** What you need to do **
Where a line holds "JSON", copy it.

Structured figure records:
== == ==

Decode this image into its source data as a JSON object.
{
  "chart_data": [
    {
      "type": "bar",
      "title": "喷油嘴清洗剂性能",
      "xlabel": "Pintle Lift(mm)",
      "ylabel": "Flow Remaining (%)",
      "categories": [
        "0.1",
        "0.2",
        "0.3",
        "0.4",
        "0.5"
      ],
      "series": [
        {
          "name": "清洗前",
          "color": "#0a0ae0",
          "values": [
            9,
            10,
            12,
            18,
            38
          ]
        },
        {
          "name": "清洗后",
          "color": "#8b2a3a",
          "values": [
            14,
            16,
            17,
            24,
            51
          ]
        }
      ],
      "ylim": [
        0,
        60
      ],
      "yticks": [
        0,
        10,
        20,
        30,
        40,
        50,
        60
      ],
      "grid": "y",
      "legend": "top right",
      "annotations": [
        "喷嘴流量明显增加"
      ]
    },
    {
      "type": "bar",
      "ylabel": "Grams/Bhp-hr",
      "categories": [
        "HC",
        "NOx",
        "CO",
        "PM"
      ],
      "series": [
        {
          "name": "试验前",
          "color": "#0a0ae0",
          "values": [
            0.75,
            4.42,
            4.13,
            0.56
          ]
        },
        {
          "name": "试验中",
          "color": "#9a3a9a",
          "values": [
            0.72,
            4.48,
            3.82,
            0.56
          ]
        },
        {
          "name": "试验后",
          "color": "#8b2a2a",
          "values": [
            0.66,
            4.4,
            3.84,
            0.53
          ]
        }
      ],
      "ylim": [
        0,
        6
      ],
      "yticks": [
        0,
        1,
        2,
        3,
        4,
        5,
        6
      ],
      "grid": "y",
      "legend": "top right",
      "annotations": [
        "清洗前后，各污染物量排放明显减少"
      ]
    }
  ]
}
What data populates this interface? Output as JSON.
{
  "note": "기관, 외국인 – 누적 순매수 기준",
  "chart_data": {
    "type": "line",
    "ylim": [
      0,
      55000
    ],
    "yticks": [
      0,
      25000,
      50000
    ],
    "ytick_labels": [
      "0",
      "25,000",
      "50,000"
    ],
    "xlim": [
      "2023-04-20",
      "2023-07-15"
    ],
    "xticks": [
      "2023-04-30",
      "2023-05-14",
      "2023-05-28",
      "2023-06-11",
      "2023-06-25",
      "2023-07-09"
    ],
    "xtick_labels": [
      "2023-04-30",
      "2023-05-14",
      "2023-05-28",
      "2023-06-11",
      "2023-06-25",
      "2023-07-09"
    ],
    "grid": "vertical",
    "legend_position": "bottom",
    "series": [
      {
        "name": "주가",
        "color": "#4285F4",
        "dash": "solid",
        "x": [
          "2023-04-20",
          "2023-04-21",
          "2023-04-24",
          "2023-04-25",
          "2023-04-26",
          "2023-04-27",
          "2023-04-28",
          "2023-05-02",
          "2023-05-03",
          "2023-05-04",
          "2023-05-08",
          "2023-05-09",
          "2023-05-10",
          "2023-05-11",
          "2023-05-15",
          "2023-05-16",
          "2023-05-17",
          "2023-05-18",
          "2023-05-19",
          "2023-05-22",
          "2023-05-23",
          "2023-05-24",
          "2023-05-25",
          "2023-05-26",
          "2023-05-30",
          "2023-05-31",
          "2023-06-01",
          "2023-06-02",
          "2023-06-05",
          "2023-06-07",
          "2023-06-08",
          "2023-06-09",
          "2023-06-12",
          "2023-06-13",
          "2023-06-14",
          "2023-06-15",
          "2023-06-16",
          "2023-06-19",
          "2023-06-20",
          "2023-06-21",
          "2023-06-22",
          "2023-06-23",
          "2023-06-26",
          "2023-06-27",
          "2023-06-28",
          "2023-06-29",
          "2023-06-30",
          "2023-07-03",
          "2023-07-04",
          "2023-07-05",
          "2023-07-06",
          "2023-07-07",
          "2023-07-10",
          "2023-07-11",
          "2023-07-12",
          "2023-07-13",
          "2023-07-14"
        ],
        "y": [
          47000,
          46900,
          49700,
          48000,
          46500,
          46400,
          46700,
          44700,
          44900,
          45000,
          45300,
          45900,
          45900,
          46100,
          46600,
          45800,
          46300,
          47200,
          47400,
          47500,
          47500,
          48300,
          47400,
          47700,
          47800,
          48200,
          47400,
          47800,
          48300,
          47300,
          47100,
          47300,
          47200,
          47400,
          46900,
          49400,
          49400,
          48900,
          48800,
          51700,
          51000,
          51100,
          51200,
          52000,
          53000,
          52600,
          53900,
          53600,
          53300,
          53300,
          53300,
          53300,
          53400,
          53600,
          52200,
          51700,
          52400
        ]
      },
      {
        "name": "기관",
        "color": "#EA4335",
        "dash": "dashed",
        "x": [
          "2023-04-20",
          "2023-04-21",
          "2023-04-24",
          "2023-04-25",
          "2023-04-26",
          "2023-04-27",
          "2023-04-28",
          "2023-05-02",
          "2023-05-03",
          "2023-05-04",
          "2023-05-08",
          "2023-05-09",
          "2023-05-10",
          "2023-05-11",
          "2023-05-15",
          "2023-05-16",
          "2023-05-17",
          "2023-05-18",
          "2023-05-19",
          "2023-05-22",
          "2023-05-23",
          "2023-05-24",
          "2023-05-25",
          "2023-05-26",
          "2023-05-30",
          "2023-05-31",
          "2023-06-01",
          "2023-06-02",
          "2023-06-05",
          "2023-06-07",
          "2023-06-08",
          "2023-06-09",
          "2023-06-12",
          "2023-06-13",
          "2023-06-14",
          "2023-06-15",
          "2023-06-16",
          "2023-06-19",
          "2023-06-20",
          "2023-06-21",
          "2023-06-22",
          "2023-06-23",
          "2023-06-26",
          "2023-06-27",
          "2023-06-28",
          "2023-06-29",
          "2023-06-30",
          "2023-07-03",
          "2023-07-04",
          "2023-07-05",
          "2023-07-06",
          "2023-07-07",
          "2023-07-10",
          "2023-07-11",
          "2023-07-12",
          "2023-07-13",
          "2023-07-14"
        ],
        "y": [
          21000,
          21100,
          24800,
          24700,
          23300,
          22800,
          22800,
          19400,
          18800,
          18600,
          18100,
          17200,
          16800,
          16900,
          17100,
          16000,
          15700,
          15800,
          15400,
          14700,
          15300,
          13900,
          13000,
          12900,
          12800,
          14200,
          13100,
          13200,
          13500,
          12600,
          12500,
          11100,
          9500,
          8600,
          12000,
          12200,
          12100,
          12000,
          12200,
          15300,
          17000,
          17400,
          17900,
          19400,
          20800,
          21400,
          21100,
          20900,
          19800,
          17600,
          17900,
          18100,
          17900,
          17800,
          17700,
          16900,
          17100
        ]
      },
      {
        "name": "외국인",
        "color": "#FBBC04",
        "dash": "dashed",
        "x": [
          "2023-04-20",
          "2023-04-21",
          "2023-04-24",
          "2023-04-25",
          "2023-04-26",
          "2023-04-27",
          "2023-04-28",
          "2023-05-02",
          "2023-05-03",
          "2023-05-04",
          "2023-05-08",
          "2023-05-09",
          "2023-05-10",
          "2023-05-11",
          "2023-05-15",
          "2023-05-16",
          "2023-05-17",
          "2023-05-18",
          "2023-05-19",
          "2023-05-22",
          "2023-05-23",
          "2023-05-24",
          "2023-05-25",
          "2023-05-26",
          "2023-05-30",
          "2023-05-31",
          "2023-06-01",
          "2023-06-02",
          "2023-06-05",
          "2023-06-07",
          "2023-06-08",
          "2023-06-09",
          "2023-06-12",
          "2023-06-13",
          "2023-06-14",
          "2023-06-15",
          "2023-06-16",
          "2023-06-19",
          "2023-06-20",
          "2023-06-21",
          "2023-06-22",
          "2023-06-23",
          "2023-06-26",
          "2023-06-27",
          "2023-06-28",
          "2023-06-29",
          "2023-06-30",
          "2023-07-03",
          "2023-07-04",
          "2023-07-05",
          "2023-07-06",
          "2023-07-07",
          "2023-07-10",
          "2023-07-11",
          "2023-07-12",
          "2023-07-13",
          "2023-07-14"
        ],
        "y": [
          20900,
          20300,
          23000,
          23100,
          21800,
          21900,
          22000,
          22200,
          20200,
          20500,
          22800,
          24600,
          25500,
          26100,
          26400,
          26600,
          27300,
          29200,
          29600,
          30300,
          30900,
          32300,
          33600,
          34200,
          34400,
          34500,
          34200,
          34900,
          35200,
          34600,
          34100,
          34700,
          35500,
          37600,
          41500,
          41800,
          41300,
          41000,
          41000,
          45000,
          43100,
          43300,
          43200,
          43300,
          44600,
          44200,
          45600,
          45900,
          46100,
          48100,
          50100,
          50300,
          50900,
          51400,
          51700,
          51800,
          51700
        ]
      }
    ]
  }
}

== == ==

** Solution **
Decode this image into its source data as a JSON object.
What data populates this interface? Output as JSON.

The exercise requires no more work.